STATED GOAL: Extract all data as written.

TASK INPUTS:
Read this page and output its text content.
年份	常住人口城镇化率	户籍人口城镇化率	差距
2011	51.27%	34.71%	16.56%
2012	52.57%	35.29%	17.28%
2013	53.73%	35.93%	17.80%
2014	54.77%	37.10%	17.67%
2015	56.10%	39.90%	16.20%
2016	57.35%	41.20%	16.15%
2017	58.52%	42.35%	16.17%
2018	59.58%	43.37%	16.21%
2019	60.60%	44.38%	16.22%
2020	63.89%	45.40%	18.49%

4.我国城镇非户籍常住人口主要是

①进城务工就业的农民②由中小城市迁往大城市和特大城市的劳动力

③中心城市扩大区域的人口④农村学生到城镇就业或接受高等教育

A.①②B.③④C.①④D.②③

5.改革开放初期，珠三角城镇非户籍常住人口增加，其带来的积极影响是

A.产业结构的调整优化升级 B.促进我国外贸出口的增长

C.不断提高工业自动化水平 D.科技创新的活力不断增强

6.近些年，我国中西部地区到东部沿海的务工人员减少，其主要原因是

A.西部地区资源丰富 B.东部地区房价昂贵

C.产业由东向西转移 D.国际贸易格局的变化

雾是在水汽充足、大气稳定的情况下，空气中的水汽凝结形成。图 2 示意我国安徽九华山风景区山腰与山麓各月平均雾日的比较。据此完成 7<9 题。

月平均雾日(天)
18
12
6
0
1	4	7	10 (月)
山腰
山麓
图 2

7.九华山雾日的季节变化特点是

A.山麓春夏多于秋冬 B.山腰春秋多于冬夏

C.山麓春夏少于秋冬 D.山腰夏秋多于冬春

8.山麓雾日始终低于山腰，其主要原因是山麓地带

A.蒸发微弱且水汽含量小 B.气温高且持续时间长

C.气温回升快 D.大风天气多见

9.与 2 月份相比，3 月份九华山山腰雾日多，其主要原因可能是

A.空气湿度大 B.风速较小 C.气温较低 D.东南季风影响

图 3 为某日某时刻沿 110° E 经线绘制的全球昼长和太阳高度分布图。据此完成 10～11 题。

SOLUTION BELOW:
Read this page and output its text content.
年份	常住人口城镇化率	户籍人口城镇化率	差距
2011	51.27%	34.71%	16.56%
2012	52.57%	35.29%	17.28%
2013	53.73%	35.93%	17.80%
2014	54.77%	37.10%	17.67%
2015	56.10%	39.90%	16.20%
2016	57.35%	41.20%	16.15%
2017	58.52%	42.35%	16.17%
2018	59.58%	43.37%	16.21%
2019	60.60%	44.38%	16.22%
2020	63.89%	45.40%	18.49%

4.我国城镇非户籍常住人口主要是

①进城务工就业的农民②由中小城市迁往大城市和特大城市的劳动力

③中心城市扩大区域的人口④农村学生到城镇就业或接受高等教育

A.①②B.③④C.①④D.②③

5.改革开放初期，珠三角城镇非户籍常住人口增加，其带来的积极影响是

A.产业结构的调整优化升级 B.促进我国外贸出口的增长

C.不断提高工业自动化水平 D.科技创新的活力不断增强

6.近些年，我国中西部地区到东部沿海的务工人员减少，其主要原因是

A.西部地区资源丰富 B.东部地区房价昂贵

C.产业由东向西转移 D.国际贸易格局的变化

雾是在水汽充足、大气稳定的情况下，空气中的水汽凝结形成。图 2 示意我国安徽九华山风景区山腰与山麓各月平均雾日的比较。据此完成 7<9 题。

月平均雾日(天)
18
12
6
0
1	4	7	10 (月)
山腰
山麓
图 2

7.九华山雾日的季节变化特点是

A.山麓春夏多于秋冬 B.山腰春秋多于冬夏

C.山麓春夏少于秋冬 D.山腰夏秋多于冬春

8.山麓雾日始终低于山腰，其主要原因是山麓地带

A.蒸发微弱且水汽含量小 B.气温高且持续时间长

C.气温回升快 D.大风天气多见

9.与 2 月份相比，3 月份九华山山腰雾日多，其主要原因可能是

A.空气湿度大 B.风速较小 C.气温较低 D.东南季风影响

图 3 为某日某时刻沿 110° E 经线绘制的全球昼长和太阳高度分布图。据此完成 10～11 题。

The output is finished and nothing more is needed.